(Chart and figure data)
** Begin **

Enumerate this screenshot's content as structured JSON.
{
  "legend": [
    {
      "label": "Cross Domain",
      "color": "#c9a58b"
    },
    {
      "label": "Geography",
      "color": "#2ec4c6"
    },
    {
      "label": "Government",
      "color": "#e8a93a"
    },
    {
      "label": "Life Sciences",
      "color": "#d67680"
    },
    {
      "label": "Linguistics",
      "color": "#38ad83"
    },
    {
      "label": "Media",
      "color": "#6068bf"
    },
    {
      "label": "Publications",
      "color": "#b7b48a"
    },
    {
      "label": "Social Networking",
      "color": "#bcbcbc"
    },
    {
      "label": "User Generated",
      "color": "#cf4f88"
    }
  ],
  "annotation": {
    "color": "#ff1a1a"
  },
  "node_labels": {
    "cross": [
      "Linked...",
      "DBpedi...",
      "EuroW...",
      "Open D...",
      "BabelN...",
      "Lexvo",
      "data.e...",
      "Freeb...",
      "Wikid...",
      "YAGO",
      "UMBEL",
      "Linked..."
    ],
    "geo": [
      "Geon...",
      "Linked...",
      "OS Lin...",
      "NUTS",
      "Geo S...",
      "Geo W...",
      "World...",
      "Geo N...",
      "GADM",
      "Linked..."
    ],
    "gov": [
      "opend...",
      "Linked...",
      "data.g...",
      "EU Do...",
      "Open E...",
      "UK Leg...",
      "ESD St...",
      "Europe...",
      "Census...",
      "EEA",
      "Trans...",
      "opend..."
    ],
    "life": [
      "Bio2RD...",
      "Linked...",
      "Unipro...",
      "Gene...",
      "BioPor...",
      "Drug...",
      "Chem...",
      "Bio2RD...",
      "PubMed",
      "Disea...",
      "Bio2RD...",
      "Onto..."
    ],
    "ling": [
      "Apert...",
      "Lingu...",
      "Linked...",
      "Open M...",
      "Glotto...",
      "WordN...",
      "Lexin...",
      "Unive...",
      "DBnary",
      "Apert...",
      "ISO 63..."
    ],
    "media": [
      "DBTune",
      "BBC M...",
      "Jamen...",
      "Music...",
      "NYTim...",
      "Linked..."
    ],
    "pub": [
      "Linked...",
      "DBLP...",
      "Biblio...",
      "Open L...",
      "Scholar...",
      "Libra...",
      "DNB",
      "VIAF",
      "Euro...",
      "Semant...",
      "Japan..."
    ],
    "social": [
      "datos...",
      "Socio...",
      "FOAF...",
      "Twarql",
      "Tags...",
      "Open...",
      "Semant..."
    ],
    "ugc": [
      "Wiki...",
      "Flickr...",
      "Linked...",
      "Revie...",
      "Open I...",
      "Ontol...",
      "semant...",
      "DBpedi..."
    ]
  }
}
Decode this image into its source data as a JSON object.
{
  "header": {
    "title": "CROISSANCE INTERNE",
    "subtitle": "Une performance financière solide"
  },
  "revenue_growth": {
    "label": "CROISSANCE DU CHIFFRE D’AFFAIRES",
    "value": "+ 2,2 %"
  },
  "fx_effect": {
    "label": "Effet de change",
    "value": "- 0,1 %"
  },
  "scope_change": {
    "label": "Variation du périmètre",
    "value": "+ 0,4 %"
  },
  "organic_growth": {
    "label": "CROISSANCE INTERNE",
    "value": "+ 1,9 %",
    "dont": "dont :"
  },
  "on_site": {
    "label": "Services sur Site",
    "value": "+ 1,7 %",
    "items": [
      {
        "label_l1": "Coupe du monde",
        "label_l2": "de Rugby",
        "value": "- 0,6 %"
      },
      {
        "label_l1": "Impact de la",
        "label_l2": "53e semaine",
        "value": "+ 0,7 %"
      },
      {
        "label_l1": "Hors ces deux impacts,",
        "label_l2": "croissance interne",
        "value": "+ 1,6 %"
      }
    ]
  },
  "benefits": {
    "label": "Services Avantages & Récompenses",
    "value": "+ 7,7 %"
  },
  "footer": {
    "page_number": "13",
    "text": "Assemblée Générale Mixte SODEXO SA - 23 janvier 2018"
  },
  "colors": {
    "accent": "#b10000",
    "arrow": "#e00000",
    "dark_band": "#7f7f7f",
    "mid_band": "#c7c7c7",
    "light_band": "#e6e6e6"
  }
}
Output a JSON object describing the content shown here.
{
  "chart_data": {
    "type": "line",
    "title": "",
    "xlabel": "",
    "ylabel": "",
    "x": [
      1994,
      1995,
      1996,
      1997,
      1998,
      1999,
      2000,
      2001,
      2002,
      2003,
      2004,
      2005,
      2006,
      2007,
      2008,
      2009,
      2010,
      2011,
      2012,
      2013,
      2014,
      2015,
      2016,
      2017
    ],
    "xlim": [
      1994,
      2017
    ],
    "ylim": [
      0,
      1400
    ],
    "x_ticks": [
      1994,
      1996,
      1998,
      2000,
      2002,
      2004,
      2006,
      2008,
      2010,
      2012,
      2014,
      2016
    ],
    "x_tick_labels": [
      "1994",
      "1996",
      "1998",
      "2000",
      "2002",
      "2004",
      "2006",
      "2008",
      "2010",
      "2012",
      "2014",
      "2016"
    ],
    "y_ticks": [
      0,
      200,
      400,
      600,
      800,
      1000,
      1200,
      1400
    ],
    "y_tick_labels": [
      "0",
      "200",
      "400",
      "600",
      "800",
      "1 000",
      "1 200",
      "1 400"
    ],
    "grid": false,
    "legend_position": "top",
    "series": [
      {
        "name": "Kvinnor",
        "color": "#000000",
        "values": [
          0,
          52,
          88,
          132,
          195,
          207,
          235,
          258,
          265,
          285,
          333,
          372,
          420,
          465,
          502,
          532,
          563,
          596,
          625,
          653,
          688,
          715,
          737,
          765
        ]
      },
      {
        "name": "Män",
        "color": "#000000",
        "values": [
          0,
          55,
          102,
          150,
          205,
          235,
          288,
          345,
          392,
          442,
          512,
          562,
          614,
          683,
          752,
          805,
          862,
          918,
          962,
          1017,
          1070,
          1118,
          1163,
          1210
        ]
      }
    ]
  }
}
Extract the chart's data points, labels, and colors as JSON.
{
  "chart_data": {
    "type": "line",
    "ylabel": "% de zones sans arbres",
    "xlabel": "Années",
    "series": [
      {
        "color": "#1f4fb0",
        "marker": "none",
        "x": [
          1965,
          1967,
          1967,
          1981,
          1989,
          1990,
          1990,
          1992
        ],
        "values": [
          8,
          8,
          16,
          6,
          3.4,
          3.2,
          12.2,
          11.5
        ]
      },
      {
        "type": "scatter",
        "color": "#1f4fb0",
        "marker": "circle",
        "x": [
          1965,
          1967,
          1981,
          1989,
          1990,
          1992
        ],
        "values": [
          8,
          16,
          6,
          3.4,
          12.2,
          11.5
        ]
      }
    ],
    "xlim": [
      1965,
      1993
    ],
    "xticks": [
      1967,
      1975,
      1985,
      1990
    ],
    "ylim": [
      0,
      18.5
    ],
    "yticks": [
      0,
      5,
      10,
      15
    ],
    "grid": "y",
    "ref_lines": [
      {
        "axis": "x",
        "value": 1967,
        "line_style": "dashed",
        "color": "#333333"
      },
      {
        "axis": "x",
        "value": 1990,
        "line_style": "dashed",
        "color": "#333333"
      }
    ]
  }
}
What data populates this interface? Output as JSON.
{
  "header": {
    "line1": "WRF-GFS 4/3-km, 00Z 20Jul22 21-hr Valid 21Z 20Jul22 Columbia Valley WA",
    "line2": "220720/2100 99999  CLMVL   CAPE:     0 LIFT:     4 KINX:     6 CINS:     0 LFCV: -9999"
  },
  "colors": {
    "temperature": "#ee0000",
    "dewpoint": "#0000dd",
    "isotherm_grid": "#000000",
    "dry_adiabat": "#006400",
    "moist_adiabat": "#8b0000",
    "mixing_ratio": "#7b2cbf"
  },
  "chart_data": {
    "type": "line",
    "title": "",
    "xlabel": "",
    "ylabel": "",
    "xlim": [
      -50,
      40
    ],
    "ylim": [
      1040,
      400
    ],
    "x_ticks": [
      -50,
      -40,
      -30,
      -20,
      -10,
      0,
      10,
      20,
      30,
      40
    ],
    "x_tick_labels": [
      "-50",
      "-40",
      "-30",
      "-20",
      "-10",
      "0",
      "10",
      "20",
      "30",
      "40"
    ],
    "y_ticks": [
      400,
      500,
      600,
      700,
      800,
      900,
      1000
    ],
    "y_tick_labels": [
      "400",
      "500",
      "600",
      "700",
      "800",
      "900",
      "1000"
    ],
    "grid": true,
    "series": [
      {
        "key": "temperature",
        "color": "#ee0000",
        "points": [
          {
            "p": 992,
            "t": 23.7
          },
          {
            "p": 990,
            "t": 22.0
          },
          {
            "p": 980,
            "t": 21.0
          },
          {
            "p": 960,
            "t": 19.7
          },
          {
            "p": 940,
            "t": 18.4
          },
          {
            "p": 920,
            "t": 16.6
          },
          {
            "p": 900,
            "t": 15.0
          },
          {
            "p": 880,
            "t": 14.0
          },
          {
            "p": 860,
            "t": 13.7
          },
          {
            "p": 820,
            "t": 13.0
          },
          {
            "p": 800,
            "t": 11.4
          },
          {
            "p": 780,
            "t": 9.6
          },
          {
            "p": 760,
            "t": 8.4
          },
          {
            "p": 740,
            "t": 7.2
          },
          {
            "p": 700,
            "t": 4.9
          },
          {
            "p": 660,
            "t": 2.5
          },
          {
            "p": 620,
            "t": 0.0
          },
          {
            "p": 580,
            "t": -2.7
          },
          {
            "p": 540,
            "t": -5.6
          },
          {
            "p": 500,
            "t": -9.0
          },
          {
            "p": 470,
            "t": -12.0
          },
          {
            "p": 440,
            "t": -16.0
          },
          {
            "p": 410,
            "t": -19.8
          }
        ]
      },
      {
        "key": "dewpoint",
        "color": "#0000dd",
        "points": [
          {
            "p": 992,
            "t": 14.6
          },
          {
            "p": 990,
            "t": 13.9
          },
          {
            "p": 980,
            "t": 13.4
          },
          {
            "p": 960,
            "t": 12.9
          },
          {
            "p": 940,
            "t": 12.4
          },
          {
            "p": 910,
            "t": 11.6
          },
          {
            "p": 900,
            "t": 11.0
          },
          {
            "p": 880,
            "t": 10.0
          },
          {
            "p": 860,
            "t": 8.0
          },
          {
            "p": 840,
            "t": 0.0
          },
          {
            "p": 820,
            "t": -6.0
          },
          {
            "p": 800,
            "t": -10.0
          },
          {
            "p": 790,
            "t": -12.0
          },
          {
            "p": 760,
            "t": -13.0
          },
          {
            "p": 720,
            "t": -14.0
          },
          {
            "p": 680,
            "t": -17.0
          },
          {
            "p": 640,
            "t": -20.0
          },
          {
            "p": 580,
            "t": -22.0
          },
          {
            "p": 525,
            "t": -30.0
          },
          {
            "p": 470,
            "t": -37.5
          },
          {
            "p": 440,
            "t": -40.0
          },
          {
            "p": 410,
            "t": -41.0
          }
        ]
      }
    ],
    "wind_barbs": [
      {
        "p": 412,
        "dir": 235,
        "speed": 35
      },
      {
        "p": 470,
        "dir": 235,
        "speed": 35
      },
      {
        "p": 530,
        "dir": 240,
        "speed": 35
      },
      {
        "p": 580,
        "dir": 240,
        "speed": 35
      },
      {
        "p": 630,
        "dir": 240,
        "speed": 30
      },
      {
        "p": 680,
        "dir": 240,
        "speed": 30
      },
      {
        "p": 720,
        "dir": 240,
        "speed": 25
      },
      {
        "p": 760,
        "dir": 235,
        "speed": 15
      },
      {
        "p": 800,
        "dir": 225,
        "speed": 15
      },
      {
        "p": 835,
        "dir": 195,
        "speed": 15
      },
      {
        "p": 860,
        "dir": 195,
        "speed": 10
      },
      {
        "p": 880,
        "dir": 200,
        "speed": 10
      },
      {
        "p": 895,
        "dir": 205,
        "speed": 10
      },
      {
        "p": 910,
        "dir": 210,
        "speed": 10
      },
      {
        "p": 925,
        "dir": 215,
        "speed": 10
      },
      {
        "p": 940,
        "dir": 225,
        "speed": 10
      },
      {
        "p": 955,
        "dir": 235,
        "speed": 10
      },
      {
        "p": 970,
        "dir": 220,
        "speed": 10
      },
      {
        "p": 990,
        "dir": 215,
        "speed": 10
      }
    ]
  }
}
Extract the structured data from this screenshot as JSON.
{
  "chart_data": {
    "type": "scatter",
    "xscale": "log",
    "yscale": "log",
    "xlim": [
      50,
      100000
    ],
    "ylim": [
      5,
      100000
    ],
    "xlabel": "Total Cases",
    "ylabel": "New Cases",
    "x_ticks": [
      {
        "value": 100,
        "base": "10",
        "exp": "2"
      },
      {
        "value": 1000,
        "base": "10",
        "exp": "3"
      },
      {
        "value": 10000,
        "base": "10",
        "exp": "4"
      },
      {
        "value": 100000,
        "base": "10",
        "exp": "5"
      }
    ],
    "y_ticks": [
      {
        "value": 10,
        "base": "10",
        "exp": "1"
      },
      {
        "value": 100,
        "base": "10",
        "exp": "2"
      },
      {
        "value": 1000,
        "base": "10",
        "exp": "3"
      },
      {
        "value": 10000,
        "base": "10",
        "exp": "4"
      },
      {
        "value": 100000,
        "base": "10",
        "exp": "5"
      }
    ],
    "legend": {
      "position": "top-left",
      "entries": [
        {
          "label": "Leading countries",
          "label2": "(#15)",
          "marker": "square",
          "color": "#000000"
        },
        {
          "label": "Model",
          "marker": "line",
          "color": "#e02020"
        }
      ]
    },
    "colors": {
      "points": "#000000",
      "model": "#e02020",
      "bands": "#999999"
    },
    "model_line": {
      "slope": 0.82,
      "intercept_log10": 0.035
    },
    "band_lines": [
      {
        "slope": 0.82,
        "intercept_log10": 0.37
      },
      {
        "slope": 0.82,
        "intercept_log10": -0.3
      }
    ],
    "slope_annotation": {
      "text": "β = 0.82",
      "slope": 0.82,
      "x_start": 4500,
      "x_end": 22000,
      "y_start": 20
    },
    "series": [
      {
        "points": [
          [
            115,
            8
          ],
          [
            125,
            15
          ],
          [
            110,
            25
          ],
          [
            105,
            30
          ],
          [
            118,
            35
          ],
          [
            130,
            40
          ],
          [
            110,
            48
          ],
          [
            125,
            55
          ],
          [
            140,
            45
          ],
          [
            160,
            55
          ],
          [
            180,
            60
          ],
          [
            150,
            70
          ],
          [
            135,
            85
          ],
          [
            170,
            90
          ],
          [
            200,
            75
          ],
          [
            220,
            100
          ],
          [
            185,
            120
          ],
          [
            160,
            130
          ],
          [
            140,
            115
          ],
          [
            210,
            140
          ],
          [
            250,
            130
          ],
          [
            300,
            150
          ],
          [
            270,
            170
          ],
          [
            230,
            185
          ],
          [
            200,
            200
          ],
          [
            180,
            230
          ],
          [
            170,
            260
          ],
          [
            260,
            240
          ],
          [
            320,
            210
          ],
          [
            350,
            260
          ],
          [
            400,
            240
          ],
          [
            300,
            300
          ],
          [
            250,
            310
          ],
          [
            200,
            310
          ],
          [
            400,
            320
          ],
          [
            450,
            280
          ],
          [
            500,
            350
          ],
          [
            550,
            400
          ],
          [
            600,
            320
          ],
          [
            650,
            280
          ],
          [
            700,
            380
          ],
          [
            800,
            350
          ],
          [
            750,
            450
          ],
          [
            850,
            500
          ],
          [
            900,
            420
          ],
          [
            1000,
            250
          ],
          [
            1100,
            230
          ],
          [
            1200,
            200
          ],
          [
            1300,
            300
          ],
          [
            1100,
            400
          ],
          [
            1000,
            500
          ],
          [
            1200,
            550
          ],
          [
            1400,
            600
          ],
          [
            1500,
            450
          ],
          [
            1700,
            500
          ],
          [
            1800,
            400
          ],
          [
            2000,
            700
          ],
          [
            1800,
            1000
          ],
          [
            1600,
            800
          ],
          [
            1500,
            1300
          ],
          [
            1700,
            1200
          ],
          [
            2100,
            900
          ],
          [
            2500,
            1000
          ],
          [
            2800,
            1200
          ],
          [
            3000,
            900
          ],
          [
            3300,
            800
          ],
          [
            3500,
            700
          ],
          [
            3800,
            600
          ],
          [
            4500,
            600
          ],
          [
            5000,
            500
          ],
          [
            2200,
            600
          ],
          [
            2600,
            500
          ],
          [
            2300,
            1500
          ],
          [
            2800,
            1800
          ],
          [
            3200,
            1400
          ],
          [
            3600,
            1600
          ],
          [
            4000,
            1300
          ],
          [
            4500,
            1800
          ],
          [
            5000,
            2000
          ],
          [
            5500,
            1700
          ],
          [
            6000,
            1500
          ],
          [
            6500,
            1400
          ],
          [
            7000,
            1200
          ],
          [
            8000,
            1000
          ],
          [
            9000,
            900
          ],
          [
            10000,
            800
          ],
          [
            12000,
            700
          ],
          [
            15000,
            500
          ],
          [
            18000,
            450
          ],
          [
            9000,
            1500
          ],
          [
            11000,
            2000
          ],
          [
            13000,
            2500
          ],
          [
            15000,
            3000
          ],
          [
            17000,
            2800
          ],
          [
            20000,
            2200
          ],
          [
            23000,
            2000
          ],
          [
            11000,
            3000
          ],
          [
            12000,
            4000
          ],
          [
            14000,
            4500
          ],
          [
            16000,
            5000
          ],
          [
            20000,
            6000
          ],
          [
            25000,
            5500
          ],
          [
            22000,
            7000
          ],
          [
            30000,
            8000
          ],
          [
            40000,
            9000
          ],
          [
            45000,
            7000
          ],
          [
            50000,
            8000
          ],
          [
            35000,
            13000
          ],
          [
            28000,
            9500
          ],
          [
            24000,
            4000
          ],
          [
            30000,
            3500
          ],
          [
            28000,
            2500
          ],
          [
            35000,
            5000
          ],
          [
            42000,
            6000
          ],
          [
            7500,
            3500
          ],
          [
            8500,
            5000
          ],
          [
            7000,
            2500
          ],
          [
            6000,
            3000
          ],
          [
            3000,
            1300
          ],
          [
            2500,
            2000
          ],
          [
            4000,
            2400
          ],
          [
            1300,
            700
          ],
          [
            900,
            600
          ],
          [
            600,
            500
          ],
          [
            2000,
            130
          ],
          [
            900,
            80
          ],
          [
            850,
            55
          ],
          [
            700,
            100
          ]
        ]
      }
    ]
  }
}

** End **

Gather, from the listing above, every line carrying the word "xlabel".

    "xlabel": "",
    "xlabel": "Années",
    "xlabel": "",
    "xlabel": "Total Cases",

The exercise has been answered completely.